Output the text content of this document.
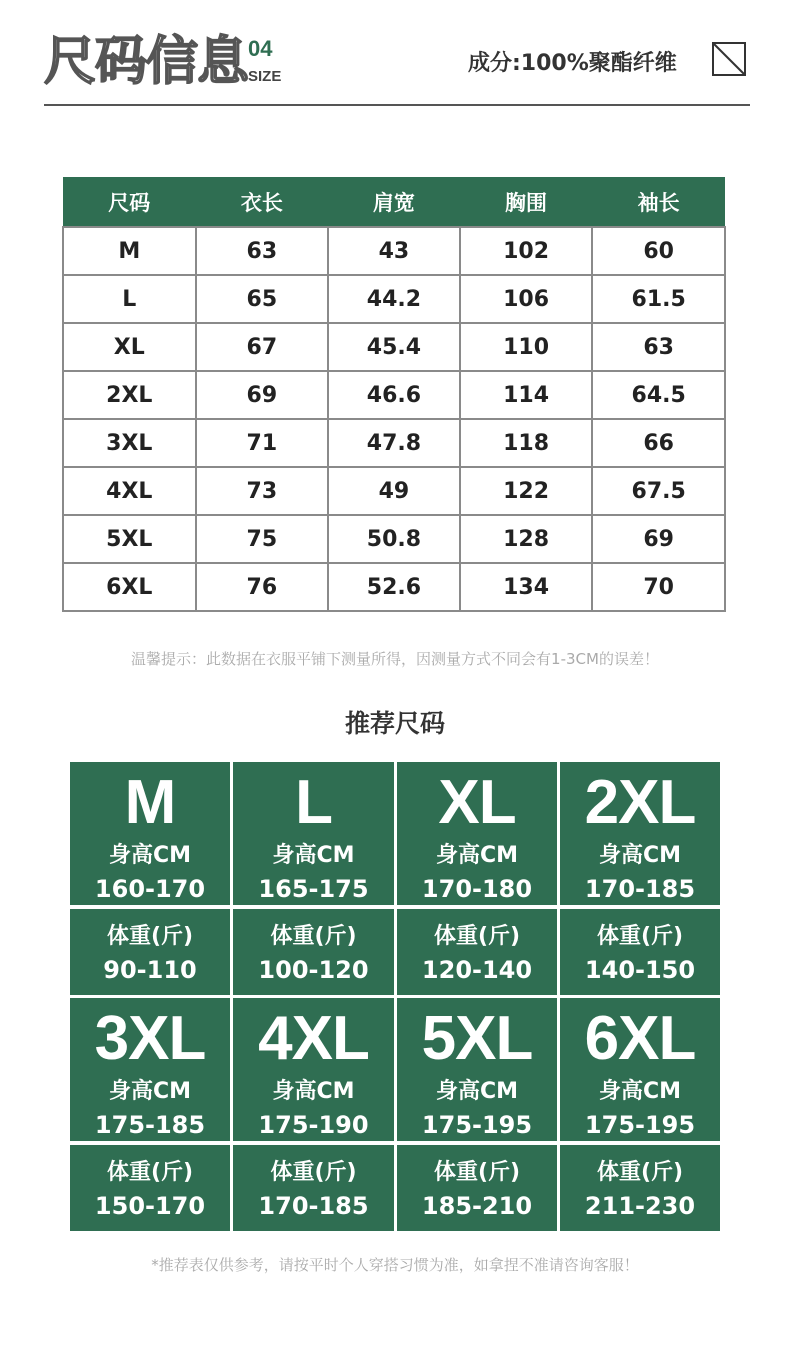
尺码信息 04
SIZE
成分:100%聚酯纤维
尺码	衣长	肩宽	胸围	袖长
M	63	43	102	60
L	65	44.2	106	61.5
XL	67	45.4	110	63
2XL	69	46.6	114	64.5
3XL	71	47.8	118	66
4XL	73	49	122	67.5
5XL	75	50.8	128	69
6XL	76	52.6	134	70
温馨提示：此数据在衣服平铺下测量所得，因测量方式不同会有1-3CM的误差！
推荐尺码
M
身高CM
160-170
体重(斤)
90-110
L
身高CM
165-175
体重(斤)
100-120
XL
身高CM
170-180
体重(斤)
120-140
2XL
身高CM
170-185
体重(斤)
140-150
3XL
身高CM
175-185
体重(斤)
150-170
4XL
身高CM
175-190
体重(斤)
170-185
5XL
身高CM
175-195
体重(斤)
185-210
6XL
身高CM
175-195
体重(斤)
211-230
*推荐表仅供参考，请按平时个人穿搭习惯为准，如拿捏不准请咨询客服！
——————————
> [WHAT TO WORK ON]:
Retype the listing exactly. Pictures do not belong in the copy.

> [WORKED ANSWER]:
Output the text content of this document.
尺码信息 04
SIZE
成分:100%聚酯纤维
尺码	衣长	肩宽	胸围	袖长
M	63	43	102	60
L	65	44.2	106	61.5
XL	67	45.4	110	63
2XL	69	46.6	114	64.5
3XL	71	47.8	118	66
4XL	73	49	122	67.5
5XL	75	50.8	128	69
6XL	76	52.6	134	70
温馨提示：此数据在衣服平铺下测量所得，因测量方式不同会有1-3CM的误差！
推荐尺码
M
身高CM
160-170
体重(斤)
90-110
L
身高CM
165-175
体重(斤)
100-120
XL
身高CM
170-180
体重(斤)
120-140
2XL
身高CM
170-185
体重(斤)
140-150
3XL
身高CM
175-185
体重(斤)
150-170
4XL
身高CM
175-190
体重(斤)
170-185
5XL
身高CM
175-195
体重(斤)
185-210
6XL
身高CM
175-195
体重(斤)
211-230
*推荐表仅供参考，请按平时个人穿搭习惯为准，如拿捏不准请咨询客服！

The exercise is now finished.